**Task details:** For each line below that contains the string "this", copy that line.

**Given data:**
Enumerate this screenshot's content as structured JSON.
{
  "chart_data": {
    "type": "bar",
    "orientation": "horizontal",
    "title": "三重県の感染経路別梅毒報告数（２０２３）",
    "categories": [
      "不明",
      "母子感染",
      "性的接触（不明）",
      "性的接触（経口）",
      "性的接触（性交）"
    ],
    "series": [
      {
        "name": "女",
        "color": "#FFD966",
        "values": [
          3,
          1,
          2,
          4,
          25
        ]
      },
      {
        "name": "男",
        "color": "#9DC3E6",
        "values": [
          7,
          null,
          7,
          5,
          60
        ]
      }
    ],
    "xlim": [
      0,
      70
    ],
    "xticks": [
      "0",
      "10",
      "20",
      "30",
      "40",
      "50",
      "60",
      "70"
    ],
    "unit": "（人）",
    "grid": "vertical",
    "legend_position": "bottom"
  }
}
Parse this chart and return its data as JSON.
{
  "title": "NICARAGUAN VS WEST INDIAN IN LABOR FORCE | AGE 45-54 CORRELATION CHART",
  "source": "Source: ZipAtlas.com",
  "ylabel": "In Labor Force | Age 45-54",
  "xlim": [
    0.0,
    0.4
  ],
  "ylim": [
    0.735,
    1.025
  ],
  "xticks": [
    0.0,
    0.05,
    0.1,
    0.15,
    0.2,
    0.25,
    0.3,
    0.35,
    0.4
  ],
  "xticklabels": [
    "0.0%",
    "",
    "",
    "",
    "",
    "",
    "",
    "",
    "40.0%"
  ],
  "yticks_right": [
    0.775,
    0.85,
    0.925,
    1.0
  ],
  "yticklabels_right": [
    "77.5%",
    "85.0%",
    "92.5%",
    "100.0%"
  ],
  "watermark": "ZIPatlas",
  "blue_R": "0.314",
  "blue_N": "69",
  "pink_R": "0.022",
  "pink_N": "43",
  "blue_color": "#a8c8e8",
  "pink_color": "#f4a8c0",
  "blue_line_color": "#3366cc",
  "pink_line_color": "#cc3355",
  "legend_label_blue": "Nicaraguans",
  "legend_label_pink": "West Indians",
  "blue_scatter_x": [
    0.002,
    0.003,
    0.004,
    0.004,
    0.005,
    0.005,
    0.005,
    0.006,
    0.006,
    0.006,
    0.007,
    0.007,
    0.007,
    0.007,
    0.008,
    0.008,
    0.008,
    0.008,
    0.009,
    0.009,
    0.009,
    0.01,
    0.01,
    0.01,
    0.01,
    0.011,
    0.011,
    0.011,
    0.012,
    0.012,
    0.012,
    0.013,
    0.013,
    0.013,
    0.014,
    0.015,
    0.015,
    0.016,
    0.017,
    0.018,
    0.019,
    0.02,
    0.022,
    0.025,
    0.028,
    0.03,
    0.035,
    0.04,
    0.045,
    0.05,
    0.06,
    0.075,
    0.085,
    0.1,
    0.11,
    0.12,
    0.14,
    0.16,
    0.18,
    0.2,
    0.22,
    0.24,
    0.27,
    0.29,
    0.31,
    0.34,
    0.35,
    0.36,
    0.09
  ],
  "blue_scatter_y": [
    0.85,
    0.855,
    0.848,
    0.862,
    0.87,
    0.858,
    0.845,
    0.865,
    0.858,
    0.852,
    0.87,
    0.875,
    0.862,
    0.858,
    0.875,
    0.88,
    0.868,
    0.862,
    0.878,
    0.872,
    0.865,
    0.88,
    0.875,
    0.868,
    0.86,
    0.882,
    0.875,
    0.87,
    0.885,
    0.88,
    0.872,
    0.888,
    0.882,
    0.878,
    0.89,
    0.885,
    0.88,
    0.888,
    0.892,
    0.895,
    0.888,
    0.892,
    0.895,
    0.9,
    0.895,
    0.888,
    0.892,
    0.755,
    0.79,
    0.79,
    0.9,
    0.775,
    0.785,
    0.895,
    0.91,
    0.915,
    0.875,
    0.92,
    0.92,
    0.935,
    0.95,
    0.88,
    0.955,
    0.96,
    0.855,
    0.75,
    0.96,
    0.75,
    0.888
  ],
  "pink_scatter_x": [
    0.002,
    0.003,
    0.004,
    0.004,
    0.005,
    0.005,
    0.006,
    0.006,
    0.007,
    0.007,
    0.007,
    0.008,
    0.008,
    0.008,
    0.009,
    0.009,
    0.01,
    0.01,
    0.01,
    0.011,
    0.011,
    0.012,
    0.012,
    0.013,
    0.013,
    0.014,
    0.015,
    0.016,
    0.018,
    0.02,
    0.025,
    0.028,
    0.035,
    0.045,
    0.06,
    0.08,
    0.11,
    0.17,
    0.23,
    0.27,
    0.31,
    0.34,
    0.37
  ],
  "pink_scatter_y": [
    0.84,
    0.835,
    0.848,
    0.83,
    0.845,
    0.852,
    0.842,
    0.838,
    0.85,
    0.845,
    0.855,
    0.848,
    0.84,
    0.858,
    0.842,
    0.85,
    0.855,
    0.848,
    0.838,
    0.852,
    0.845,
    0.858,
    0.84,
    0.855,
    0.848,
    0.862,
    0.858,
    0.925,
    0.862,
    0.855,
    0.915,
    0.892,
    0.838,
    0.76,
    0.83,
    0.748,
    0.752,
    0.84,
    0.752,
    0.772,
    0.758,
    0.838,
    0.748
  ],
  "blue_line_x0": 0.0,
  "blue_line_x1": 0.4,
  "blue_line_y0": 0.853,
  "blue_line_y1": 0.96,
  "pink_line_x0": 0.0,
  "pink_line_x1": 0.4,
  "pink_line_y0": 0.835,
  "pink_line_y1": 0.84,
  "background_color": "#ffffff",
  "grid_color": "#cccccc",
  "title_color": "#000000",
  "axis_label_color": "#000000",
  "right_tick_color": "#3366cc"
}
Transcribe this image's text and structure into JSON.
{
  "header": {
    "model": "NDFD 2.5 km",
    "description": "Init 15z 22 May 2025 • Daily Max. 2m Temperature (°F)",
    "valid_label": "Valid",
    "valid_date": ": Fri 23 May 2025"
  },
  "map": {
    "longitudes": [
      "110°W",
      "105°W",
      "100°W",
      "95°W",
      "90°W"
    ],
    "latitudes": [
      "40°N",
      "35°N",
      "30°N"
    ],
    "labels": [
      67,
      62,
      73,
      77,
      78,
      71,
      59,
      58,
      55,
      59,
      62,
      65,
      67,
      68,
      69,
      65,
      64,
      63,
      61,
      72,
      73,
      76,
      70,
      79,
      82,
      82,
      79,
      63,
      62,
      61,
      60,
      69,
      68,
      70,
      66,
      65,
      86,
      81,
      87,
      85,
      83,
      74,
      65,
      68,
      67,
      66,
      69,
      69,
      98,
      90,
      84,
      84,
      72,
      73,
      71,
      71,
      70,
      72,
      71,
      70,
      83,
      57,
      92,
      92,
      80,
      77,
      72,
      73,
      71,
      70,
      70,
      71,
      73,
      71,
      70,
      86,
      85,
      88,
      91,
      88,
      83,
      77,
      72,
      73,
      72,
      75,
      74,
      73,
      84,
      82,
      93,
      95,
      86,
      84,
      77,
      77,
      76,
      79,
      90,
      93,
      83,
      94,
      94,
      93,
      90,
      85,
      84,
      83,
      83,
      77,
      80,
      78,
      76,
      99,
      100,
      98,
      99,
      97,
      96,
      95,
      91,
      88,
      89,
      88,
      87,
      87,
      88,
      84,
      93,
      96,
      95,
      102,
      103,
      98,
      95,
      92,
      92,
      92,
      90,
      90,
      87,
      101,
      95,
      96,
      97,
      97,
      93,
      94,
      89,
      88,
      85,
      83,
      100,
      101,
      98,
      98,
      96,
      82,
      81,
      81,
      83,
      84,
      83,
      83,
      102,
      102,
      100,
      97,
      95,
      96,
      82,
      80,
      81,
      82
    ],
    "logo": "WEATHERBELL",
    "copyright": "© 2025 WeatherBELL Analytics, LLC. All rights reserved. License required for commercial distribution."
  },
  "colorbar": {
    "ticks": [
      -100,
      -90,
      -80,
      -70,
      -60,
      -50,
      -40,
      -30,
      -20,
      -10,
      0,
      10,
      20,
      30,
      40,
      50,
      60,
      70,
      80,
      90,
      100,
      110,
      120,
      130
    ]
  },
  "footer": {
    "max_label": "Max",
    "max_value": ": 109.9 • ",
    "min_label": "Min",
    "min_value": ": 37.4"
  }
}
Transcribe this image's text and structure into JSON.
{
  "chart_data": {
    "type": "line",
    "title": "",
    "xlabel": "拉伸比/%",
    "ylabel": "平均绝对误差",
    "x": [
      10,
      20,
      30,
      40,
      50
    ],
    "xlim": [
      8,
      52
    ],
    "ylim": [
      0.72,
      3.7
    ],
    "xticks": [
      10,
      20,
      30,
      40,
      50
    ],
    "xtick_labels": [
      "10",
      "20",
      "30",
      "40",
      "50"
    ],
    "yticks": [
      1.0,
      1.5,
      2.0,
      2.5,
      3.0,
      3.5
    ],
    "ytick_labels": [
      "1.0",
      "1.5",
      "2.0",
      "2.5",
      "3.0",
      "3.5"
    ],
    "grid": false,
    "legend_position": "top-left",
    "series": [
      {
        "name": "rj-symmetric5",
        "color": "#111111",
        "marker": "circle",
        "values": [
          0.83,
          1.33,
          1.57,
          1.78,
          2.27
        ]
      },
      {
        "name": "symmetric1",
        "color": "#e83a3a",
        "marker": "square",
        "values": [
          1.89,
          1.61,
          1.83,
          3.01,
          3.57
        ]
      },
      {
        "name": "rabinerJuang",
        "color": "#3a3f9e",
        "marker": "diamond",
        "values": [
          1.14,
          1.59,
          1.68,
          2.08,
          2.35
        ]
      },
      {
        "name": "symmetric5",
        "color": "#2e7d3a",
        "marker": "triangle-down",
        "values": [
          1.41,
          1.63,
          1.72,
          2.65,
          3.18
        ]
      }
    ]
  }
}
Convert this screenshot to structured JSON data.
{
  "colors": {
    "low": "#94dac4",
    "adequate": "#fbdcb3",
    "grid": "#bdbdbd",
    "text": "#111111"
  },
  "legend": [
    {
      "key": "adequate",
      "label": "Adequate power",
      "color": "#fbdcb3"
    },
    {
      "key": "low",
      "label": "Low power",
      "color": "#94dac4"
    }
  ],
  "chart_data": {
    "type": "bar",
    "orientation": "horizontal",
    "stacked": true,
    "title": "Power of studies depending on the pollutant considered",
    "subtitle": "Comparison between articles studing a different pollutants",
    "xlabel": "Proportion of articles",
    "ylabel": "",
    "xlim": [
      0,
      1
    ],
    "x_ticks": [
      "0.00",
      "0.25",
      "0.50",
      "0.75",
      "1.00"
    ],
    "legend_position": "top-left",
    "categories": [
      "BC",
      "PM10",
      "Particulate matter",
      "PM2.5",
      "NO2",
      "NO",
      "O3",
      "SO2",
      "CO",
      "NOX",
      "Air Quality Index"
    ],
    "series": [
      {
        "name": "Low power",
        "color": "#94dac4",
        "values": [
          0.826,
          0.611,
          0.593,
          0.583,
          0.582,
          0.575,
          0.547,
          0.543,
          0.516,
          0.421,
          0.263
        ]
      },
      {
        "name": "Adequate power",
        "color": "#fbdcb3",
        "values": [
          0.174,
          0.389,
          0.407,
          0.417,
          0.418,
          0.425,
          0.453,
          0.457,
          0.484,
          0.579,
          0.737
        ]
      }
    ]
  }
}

**Result:**
Enumerate this screenshot's content as structured JSON.
Parse this chart and return its data as JSON.
Transcribe this image's text and structure into JSON.
Transcribe this image's text and structure into JSON.
Convert this screenshot to structured JSON data.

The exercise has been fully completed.